__TO BE DONE__: Search the data for the string "screenshot" and gather each line it is in.

__DATA FOR PROCESSING__:
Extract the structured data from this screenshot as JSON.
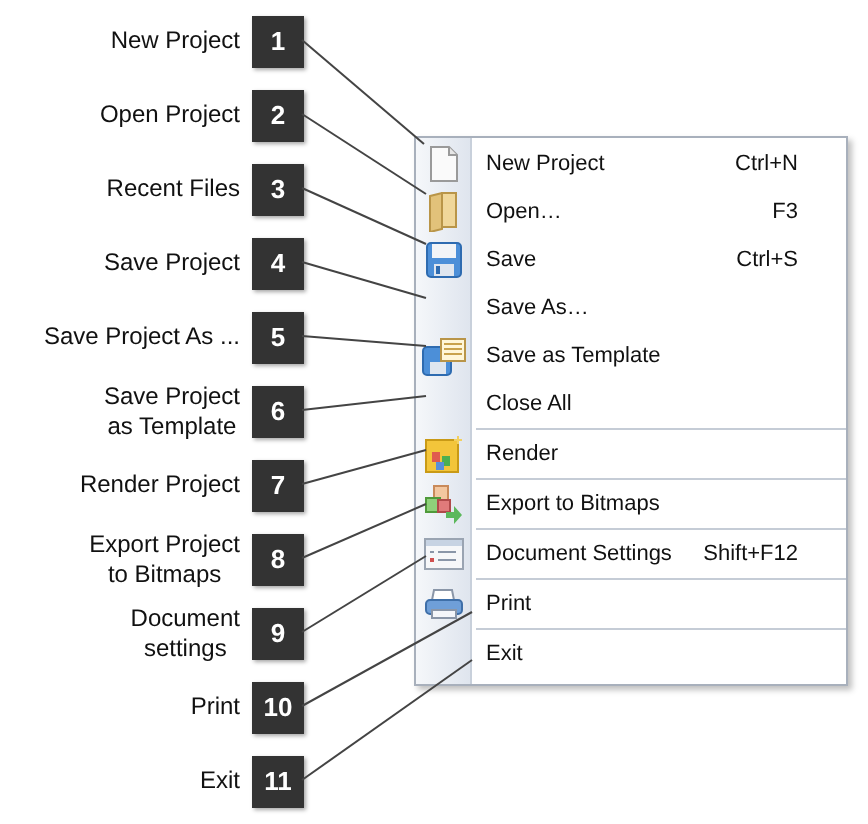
{
  "callouts": [
    {
      "number": "1",
      "lines": [
        "New Project"
      ]
    },
    {
      "number": "2",
      "lines": [
        "Open Project"
      ]
    },
    {
      "number": "3",
      "lines": [
        "Recent Files"
      ]
    },
    {
      "number": "4",
      "lines": [
        "Save Project"
      ]
    },
    {
      "number": "5",
      "lines": [
        "Save Project As ..."
      ]
    },
    {
      "number": "6",
      "lines": [
        "Save Project",
        "as Template"
      ]
    },
    {
      "number": "7",
      "lines": [
        "Render Project"
      ]
    },
    {
      "number": "8",
      "lines": [
        "Export Project",
        "to Bitmaps"
      ]
    },
    {
      "number": "9",
      "lines": [
        "Document",
        "settings"
      ]
    },
    {
      "number": "10",
      "lines": [
        "Print"
      ]
    },
    {
      "number": "11",
      "lines": [
        "Exit"
      ]
    }
  ],
  "menu": {
    "items": [
      {
        "kind": "document",
        "label": "New Project",
        "shortcut": "Ctrl+N"
      },
      {
        "kind": "folder",
        "label": "Open…",
        "shortcut": "F3"
      },
      {
        "kind": "floppy",
        "label": "Save",
        "shortcut": "Ctrl+S"
      },
      {
        "kind": "plain",
        "label": "Save As…"
      },
      {
        "kind": "floppy-list",
        "label": "Save as Template"
      },
      {
        "kind": "plain",
        "label": "Close All"
      },
      {
        "kind": "separator"
      },
      {
        "kind": "render",
        "label": "Render"
      },
      {
        "kind": "separator"
      },
      {
        "kind": "export",
        "label": "Export to Bitmaps"
      },
      {
        "kind": "separator"
      },
      {
        "kind": "settings",
        "label": "Document Settings",
        "shortcut": "Shift+F12"
      },
      {
        "kind": "separator"
      },
      {
        "kind": "printer",
        "label": "Print"
      },
      {
        "kind": "separator"
      },
      {
        "kind": "plain",
        "label": "Exit"
      }
    ]
  }
}
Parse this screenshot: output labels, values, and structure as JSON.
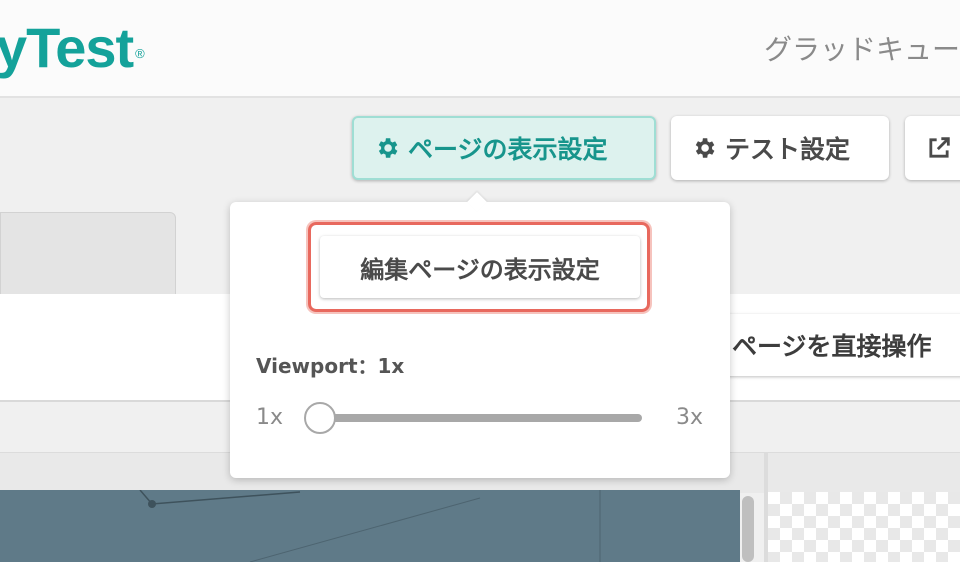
{
  "header": {
    "logo_text": "yTest",
    "logo_mark": "®",
    "right_text": "グラッドキュー"
  },
  "toolbar": {
    "page_view_settings_label": "ページの表示設定",
    "test_settings_label": "テスト設定",
    "direct_operation_label": "ページを直接操作"
  },
  "popover": {
    "edit_page_view_label": "編集ページの表示設定",
    "viewport_label": "Viewport：1x",
    "slider": {
      "min_label": "1x",
      "max_label": "3x",
      "value": 1,
      "min": 1,
      "max": 3
    }
  },
  "icons": {
    "gear": "gear-icon",
    "external": "external-link-icon"
  },
  "colors": {
    "brand": "#14a29a",
    "active_button_bg": "#ddf2ee",
    "highlight": "#e8695e"
  }
}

__OUTPUT BELOW__:
Extract the structured data from this screenshot as JSON.
Parse this screenshot: output labels, values, and structure as JSON.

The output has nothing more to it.